Stored data
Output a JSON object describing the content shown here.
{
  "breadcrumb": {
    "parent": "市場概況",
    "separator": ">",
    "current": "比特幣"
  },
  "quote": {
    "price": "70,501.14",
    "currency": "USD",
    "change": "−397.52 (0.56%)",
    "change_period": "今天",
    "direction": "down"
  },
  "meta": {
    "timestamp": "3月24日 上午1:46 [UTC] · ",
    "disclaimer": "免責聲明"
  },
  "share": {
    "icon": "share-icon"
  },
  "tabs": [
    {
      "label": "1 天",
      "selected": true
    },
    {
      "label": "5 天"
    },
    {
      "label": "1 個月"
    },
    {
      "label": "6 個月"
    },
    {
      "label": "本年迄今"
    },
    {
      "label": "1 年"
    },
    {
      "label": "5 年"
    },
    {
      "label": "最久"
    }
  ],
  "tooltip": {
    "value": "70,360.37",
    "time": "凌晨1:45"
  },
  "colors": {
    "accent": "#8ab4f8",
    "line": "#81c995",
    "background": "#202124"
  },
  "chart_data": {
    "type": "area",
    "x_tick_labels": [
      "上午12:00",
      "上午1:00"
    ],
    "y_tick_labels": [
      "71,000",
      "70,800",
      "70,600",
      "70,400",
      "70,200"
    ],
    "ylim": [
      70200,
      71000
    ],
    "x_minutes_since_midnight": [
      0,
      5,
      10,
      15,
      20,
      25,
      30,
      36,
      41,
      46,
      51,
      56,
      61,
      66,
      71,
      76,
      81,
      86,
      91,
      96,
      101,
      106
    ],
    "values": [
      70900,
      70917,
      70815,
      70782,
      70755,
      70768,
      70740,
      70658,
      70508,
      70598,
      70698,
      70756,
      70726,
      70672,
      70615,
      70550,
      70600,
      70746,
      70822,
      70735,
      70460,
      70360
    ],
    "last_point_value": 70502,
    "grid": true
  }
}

# Instruction
Take the listing above and set it down exactly.

# Solution to this task
Output a JSON object describing the content shown here.
{
  "breadcrumb": {
    "parent": "市場概況",
    "separator": ">",
    "current": "比特幣"
  },
  "quote": {
    "price": "70,501.14",
    "currency": "USD",
    "change": "−397.52 (0.56%)",
    "change_period": "今天",
    "direction": "down"
  },
  "meta": {
    "timestamp": "3月24日 上午1:46 [UTC] · ",
    "disclaimer": "免責聲明"
  },
  "share": {
    "icon": "share-icon"
  },
  "tabs": [
    {
      "label": "1 天",
      "selected": true
    },
    {
      "label": "5 天"
    },
    {
      "label": "1 個月"
    },
    {
      "label": "6 個月"
    },
    {
      "label": "本年迄今"
    },
    {
      "label": "1 年"
    },
    {
      "label": "5 年"
    },
    {
      "label": "最久"
    }
  ],
  "tooltip": {
    "value": "70,360.37",
    "time": "凌晨1:45"
  },
  "colors": {
    "accent": "#8ab4f8",
    "line": "#81c995",
    "background": "#202124"
  },
  "chart_data": {
    "type": "area",
    "x_tick_labels": [
      "上午12:00",
      "上午1:00"
    ],
    "y_tick_labels": [
      "71,000",
      "70,800",
      "70,600",
      "70,400",
      "70,200"
    ],
    "ylim": [
      70200,
      71000
    ],
    "x_minutes_since_midnight": [
      0,
      5,
      10,
      15,
      20,
      25,
      30,
      36,
      41,
      46,
      51,
      56,
      61,
      66,
      71,
      76,
      81,
      86,
      91,
      96,
      101,
      106
    ],
    "values": [
      70900,
      70917,
      70815,
      70782,
      70755,
      70768,
      70740,
      70658,
      70508,
      70598,
      70698,
      70756,
      70726,
      70672,
      70615,
      70550,
      70600,
      70746,
      70822,
      70735,
      70460,
      70360
    ],
    "last_point_value": 70502,
    "grid": true
  }
}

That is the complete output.